• The problem
Show every line containing "Phone" by copying it.

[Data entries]
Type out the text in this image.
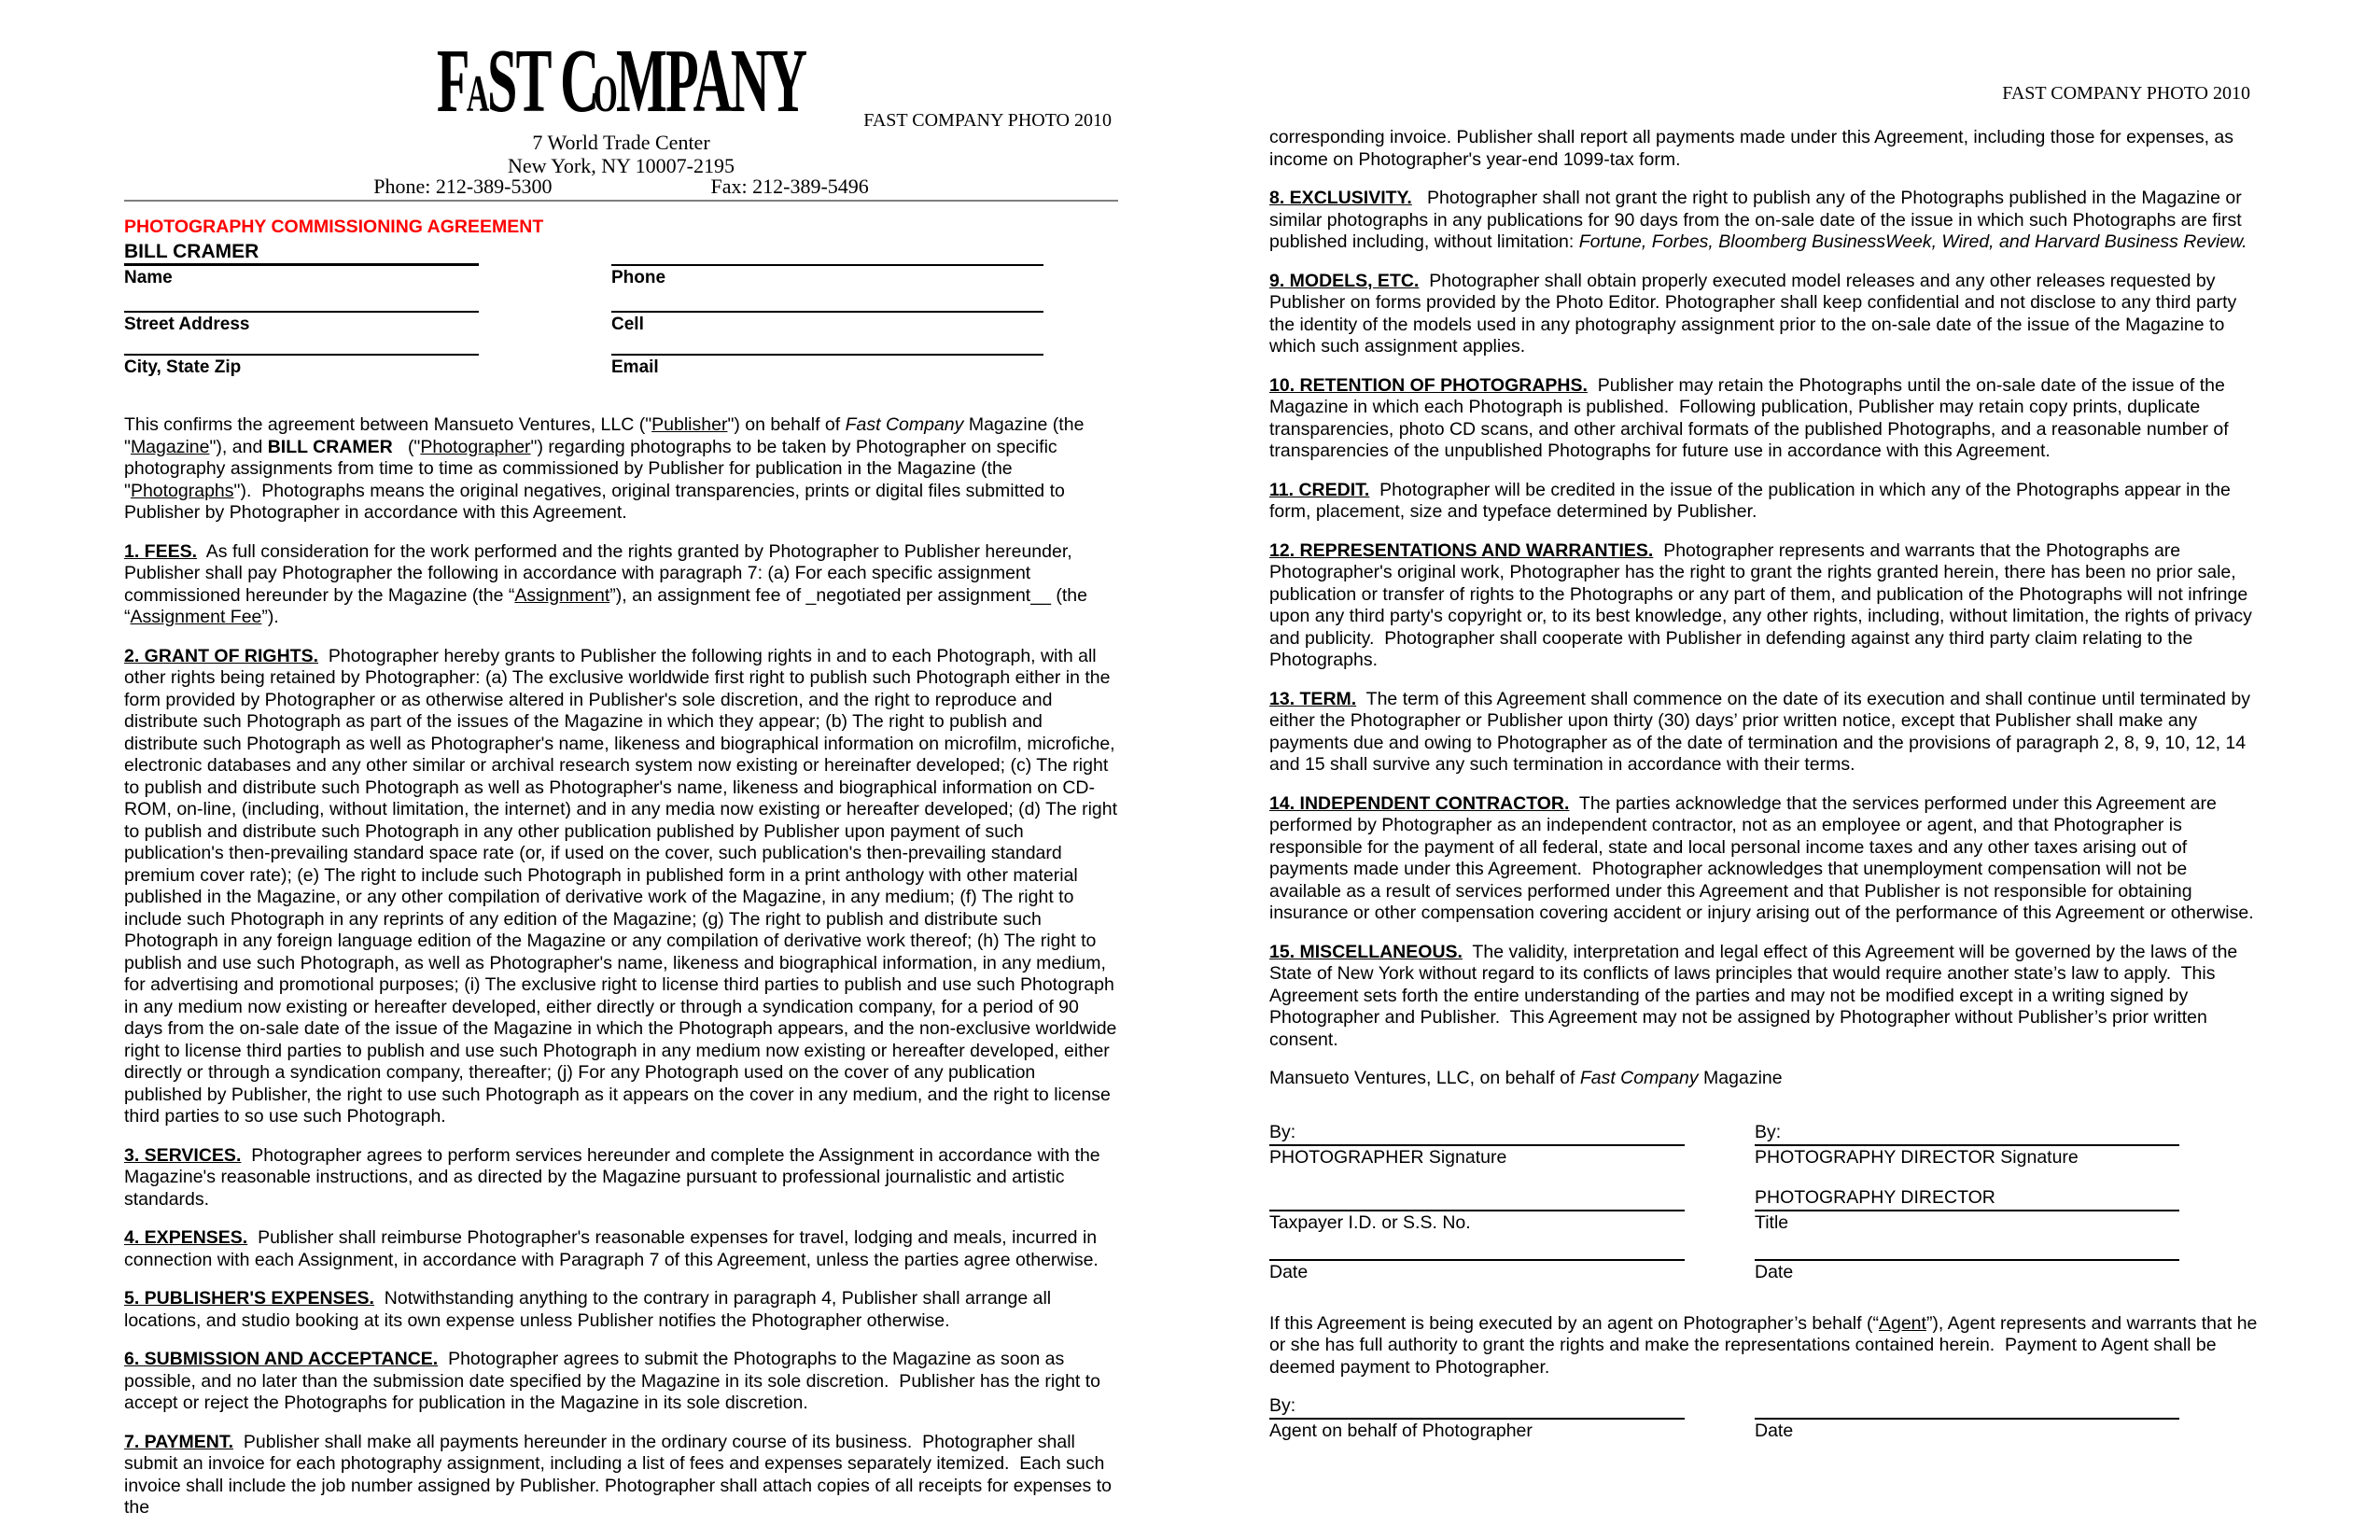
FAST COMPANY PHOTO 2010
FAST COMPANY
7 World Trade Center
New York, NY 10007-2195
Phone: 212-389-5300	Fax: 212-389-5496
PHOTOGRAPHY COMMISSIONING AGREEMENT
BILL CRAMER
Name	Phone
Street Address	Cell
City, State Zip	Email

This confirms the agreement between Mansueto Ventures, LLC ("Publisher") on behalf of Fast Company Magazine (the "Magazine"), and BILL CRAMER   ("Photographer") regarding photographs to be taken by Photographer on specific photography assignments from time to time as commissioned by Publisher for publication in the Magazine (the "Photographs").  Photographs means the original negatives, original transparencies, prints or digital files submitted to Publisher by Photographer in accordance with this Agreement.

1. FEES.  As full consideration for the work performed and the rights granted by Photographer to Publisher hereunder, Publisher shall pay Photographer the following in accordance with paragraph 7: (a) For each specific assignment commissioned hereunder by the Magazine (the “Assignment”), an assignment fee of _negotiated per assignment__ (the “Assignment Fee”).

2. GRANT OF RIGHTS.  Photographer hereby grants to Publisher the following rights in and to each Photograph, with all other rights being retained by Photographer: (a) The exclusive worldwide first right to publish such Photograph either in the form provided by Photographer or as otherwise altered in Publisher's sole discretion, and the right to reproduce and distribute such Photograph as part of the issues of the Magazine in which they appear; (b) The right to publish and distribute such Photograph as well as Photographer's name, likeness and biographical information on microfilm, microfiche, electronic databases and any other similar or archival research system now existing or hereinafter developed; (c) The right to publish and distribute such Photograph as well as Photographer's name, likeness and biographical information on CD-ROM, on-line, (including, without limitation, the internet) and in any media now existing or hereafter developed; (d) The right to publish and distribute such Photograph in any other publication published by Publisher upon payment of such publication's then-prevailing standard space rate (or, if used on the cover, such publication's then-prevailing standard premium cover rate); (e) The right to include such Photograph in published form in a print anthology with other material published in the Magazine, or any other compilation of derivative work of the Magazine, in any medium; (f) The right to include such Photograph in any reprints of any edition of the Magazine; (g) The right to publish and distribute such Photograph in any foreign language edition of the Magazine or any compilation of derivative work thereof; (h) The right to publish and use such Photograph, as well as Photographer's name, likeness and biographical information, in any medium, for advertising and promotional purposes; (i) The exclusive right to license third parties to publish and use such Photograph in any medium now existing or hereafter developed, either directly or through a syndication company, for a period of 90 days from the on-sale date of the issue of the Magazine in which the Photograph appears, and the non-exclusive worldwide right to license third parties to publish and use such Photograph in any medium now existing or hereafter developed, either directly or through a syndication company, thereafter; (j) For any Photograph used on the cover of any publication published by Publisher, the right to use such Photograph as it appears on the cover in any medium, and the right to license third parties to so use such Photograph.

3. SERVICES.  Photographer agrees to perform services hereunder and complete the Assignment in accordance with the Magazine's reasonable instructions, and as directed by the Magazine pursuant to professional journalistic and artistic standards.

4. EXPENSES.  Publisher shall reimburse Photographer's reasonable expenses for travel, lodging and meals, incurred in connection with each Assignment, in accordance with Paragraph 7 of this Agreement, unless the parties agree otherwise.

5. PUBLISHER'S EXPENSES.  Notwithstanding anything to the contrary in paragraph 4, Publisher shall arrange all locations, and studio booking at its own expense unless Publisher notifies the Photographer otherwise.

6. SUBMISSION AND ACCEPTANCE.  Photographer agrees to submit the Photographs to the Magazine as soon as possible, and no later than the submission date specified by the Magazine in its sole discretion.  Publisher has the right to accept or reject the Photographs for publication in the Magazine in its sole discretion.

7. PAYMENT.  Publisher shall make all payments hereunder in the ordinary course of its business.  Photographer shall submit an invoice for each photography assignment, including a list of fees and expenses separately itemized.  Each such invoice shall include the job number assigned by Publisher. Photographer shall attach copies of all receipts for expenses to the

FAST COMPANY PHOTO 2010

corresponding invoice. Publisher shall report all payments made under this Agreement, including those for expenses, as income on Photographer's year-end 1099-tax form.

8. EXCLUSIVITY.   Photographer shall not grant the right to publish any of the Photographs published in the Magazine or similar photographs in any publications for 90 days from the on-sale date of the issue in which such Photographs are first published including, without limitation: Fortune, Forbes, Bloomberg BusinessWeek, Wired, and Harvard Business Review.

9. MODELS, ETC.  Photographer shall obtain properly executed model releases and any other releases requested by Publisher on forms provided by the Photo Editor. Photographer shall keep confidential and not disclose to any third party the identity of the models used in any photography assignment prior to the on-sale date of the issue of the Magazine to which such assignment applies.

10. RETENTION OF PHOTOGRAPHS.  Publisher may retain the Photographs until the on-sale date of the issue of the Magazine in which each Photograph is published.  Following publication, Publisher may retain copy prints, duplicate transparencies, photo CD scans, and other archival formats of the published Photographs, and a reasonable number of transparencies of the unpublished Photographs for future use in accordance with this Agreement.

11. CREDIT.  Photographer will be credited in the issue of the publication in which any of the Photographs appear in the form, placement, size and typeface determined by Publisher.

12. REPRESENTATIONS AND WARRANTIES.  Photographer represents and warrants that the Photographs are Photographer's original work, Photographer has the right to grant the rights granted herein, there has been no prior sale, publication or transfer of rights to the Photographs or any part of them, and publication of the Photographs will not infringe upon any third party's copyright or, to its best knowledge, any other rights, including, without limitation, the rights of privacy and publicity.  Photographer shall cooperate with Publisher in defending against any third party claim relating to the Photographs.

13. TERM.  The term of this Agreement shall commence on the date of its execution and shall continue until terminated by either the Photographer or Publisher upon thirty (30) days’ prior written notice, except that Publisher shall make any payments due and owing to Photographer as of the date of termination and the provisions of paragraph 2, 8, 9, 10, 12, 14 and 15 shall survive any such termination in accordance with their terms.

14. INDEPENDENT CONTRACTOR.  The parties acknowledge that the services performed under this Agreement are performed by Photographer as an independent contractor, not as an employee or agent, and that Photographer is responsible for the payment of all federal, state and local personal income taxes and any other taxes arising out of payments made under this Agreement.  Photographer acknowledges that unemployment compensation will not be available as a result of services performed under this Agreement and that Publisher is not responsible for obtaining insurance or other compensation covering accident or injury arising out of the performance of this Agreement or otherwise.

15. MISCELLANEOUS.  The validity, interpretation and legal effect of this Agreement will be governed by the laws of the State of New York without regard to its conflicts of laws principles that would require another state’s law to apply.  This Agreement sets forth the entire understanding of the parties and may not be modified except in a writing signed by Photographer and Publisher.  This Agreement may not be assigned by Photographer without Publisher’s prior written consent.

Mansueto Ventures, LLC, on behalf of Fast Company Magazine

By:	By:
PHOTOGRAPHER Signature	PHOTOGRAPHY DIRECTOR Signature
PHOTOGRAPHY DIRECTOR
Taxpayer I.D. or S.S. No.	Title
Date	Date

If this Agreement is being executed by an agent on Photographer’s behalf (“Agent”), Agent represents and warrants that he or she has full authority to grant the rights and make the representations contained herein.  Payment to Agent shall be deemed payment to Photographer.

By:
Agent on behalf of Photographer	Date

• Solution to this exercise
Phone: 212-389-5300	Fax: 212-389-5496
Name	Phone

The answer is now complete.